_Required task_. Report every line in the listing below where the string "комфортной" shows up.

* begin Recorded information *

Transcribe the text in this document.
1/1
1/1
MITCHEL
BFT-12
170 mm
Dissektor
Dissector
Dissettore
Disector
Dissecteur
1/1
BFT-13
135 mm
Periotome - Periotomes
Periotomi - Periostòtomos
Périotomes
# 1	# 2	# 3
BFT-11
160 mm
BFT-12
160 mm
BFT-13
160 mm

* end Recorded information *
* begin Recorded information *

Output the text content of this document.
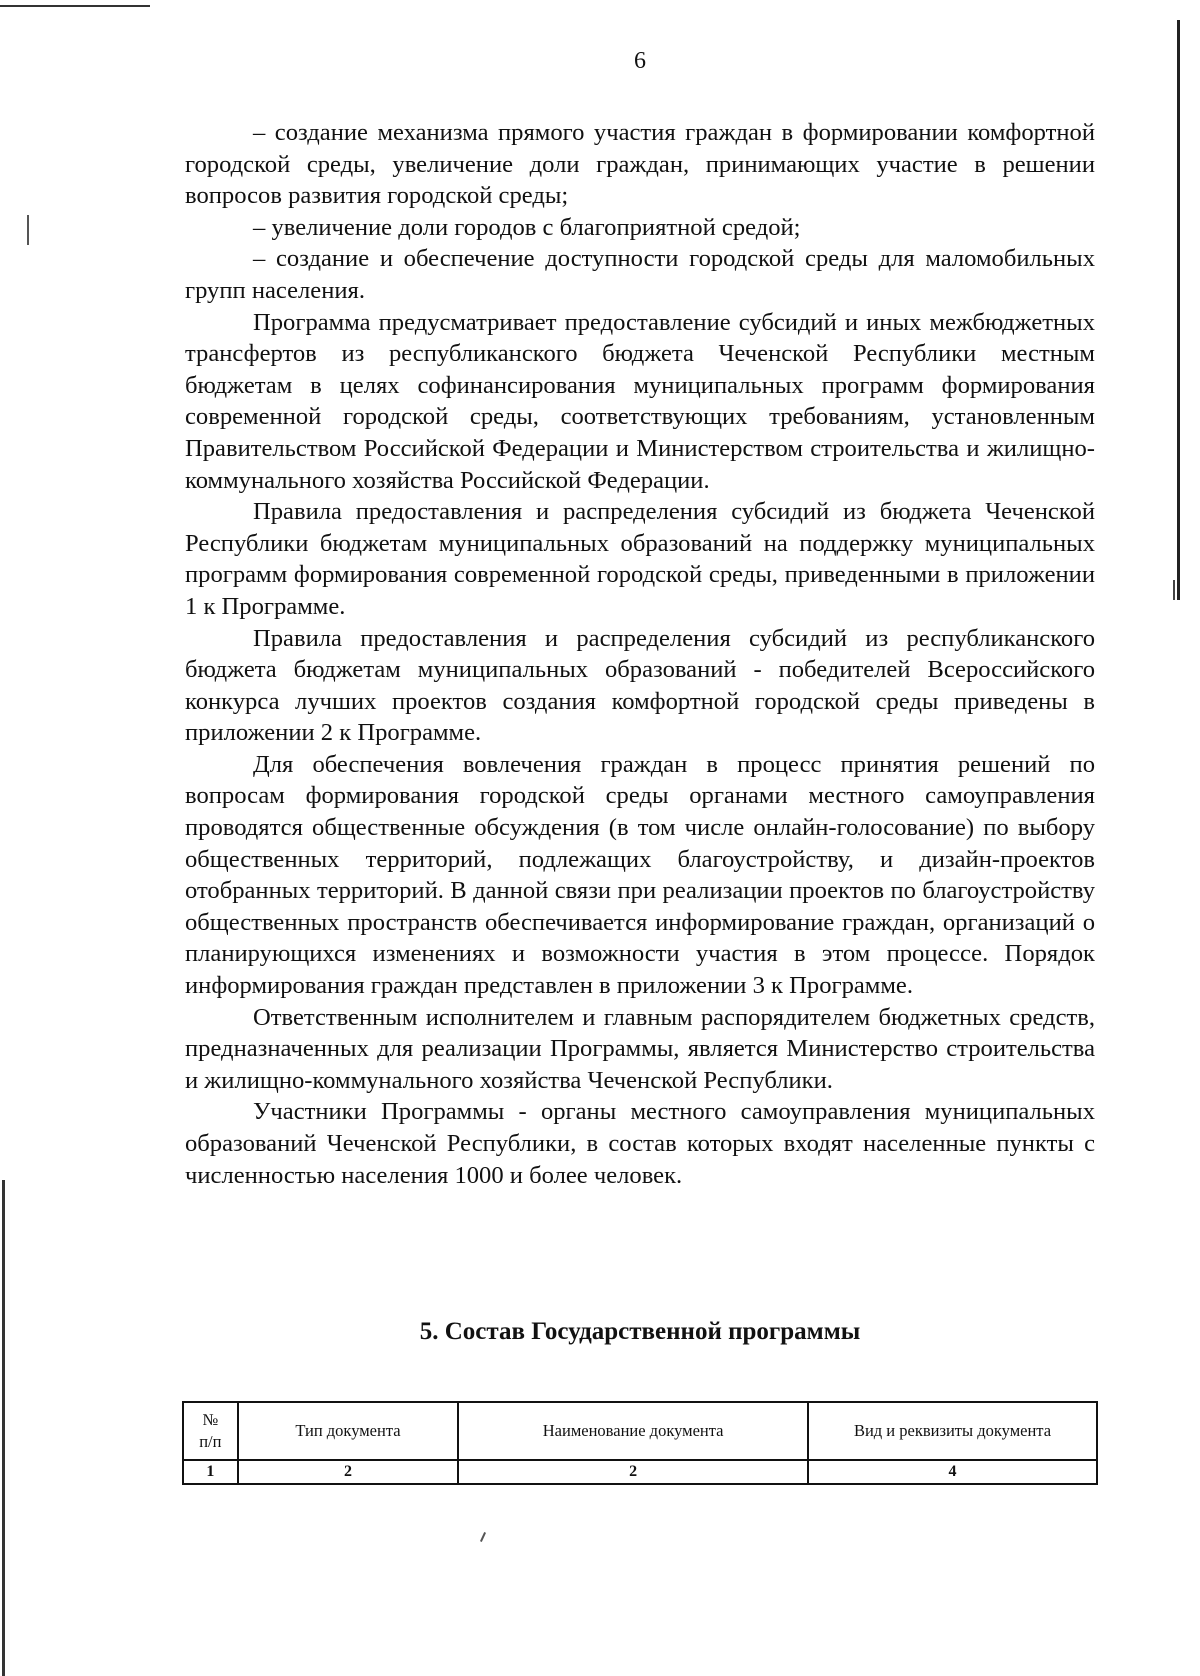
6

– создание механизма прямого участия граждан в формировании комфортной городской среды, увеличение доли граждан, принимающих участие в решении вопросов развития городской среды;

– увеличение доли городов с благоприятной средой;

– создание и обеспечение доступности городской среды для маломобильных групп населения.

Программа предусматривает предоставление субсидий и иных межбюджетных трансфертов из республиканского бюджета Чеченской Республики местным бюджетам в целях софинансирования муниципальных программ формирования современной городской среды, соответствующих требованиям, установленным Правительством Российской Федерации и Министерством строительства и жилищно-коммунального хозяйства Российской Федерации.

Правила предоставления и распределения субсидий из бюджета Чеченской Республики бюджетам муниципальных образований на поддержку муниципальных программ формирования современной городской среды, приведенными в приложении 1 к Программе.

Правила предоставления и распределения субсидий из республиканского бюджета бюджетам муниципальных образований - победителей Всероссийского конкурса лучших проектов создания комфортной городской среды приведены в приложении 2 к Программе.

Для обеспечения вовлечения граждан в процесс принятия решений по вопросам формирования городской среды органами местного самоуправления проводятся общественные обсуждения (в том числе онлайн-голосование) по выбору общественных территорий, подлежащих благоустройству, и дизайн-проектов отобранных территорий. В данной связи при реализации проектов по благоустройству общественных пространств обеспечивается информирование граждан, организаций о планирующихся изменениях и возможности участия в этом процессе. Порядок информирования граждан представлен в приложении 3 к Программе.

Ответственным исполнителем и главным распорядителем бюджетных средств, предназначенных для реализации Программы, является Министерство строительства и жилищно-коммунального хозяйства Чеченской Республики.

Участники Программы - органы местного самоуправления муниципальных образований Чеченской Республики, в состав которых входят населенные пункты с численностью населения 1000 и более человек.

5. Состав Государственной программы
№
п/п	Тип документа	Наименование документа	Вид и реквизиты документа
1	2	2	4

* end Recorded information *

_Answer in full_.
– создание механизма прямого участия граждан в формировании комфортной городской среды, увеличение доли граждан, принимающих участие в решении вопросов развития городской среды;
Правила предоставления и распределения субсидий из республиканского бюджета бюджетам муниципальных образований - победителей Всероссийского конкурса лучших проектов создания комфортной городской среды приведены в приложении 2 к Программе.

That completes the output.